» TEXTO DO DOCUMENTO:
——————————

Esta semana faz 40 anos que foram lançadas as sondas espaciais Voyager, as naves mais incríveis de sempre, o expoente máximo do engenho e do romantismo. Com elas, o bater do nosso coração forte, a nossa música, as nossas vozes viajam no espaço. A última fotografia que a Voyager tirou foi a do pálido ponto azul – o ponto azul onde tudo acontece, onde viveram todas as pessoas que existiram, que amaram, que olharam para o céu com espanto. Foi no dia dos namorados, em 1990.
Quando a Terra desaparecer, as Voyager vão continuar a sua viagem. Ontem, 25 de agosto, fez 5 anos que uma delas deixou o sistema solar – um pequeno silêncio seguido de um assobio, a sonda a dizer-nos que está fora da bolha onde sopram os ventos solares.
Hoje ao sair de casa reparei no recorte das árvores no céu azul turquesa e numa nuvem cheia de qualquer coisa que não sei explicar. Ao mesmo tempo, a canção que ouvia, disse: et alors, que restera-t-il de nous? e emocionei-me. Com o céu azul e uma nuvem branca.

——————————

» REGISTOS:
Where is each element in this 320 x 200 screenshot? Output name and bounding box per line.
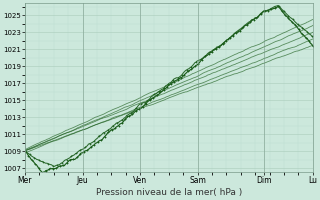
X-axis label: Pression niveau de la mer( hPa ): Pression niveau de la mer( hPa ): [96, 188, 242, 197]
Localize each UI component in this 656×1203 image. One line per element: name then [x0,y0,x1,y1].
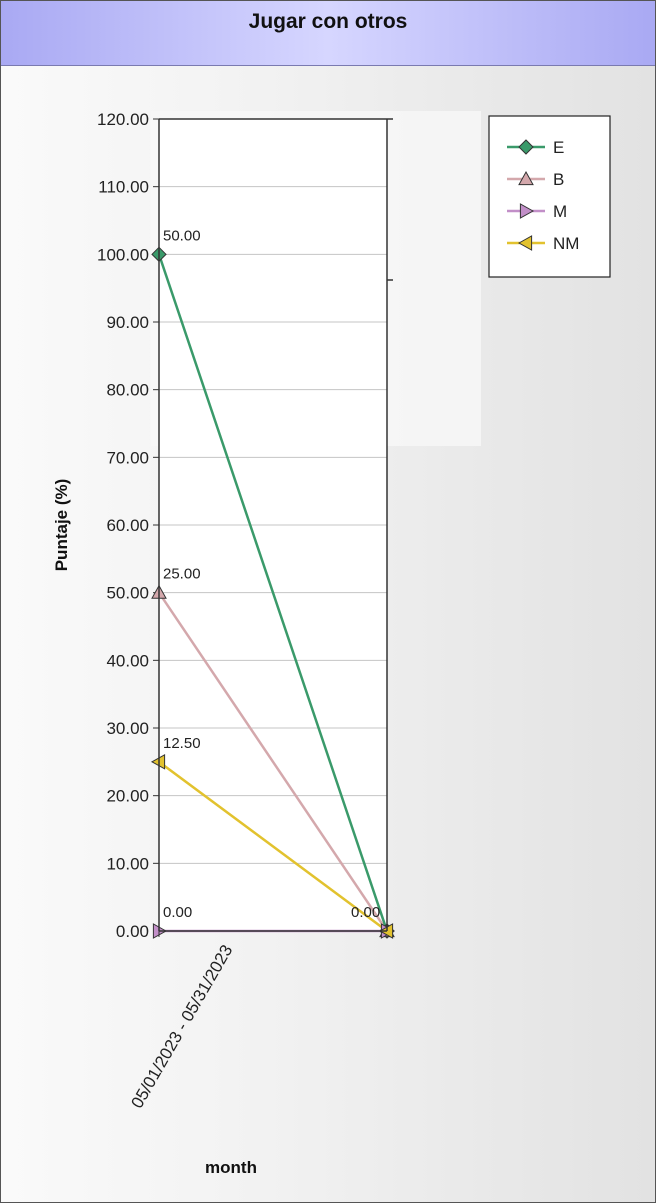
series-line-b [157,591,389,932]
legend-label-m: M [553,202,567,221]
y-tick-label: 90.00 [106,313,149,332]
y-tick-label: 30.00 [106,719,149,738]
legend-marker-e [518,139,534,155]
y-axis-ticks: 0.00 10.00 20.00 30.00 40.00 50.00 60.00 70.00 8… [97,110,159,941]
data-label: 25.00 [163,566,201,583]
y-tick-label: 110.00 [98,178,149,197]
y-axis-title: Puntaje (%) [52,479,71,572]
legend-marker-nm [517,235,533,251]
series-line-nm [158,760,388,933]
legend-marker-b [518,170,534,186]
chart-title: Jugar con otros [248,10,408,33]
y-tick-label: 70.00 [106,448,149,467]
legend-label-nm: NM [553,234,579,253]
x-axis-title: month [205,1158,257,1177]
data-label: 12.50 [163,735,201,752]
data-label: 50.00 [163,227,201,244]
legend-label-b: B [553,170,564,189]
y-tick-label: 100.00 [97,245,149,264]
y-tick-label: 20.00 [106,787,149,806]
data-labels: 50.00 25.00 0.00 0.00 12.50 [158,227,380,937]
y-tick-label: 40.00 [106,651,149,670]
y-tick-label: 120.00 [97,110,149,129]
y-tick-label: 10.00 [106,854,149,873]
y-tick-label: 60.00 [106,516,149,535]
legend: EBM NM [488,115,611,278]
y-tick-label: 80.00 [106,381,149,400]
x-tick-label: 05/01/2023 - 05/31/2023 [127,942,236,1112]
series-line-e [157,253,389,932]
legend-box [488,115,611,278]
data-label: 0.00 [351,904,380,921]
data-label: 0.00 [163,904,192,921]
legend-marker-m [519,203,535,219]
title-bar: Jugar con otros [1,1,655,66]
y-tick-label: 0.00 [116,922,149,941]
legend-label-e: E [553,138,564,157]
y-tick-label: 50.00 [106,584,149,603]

——————————

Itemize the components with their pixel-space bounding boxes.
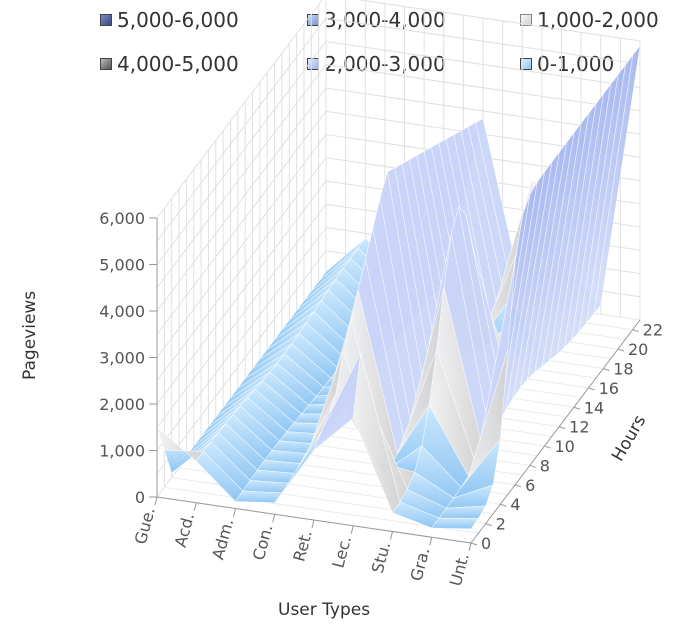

——————————

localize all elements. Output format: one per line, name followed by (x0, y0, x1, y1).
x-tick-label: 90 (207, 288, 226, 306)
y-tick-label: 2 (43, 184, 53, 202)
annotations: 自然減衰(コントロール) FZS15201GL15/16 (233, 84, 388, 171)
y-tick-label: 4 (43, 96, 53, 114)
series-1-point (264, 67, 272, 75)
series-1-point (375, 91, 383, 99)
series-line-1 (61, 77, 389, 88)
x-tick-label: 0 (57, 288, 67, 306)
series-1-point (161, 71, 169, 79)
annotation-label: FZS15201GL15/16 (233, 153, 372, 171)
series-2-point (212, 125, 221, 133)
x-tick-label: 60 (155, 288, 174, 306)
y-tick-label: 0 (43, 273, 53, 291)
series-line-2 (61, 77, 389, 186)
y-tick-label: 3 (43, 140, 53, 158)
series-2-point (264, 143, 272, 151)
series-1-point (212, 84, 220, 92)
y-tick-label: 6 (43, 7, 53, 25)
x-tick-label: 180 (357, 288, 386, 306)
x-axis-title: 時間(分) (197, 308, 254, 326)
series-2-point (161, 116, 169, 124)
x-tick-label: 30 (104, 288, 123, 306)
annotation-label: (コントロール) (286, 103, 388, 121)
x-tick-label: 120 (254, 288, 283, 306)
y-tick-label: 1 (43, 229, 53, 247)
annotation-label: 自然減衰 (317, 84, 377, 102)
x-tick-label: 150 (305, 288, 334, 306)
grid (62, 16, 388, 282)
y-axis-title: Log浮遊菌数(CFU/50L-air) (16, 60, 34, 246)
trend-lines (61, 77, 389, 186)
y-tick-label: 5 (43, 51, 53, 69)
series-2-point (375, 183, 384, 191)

——————————

» LISTA DE TAREFAS:
(1) No texto sobre as sondas Voyager, em que dia foi tirada a última fotografia da Voyager?
(2) Altera o texto sobre as sondas Voyager na parte que começa com as palavras "Esta semana faz" e termina com "os ventos solares.", pondo "nossa Terra" no lugar de "Terra".
Não é preciso usar as linhas acima para nada.

» RESPOSTAS:
(1) No dia dos namorados, em 1990.

(2)
Esta semana faz 40 anos que foram lançadas as sondas espaciais Voyager, as naves mais incríveis de sempre, o expoente máximo do engenho e do romantismo. Com elas, o bater do nosso coração forte, a nossa música, as nossas vozes viajam no espaço. A última fotografia que a Voyager tirou foi a do pálido ponto azul – o ponto azul onde tudo acontece, onde viveram todas as pessoas que existiram, que amaram, que olharam para o céu com espanto. Foi no dia dos namorados, em 1990.
Quando a nossa Terra desaparecer, as Voyager vão continuar a sua viagem. Ontem, 25 de agosto, fez 5 anos que uma delas deixou o sistema solar – um pequeno silêncio seguido de um assobio, a sonda a dizer-nos que está fora da bolha onde sopram os ventos solares.